# WHAT IS EXPECTED
Would you please copy every line below that includes the string "months"?

/---

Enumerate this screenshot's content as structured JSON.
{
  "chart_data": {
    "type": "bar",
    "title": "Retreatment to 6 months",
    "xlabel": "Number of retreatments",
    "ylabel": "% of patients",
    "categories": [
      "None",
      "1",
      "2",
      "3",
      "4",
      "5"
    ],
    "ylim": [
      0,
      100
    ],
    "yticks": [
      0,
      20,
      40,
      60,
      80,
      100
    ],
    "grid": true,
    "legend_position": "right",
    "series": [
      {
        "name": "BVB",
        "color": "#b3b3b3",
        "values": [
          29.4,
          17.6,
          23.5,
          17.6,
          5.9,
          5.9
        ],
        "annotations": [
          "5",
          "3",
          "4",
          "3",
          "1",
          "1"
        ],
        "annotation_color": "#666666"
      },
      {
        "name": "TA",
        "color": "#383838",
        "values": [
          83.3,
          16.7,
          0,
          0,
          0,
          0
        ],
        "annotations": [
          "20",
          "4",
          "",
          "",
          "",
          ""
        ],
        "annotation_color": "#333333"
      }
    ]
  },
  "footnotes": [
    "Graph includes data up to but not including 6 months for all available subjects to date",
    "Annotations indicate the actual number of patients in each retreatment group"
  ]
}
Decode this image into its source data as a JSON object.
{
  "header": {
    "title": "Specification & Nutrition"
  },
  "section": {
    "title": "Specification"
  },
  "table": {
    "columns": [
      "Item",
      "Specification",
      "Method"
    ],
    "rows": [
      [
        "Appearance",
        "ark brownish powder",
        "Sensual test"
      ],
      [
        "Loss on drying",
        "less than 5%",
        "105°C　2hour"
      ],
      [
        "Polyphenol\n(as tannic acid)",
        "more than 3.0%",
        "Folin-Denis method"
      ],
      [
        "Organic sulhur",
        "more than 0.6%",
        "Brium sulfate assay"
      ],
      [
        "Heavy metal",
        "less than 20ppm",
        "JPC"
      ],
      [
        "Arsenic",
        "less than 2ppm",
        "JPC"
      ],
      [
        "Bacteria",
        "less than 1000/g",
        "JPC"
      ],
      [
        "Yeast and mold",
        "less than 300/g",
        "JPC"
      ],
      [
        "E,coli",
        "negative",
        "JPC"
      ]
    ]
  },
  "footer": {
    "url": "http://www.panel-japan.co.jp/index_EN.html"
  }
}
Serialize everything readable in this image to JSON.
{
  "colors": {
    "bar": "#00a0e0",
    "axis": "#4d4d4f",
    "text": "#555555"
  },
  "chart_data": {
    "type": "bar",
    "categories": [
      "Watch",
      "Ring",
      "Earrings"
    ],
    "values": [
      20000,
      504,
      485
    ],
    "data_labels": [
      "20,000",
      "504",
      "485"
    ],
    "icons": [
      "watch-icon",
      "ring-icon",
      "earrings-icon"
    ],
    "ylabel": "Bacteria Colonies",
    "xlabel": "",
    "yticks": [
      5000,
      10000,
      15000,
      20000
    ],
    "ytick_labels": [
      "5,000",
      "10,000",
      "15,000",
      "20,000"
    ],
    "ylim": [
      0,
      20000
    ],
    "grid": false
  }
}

\---

# TASK RESULT
    "title": "Retreatment to 6 months",
    "Graph includes data up to but not including 6 months for all available subjects to date",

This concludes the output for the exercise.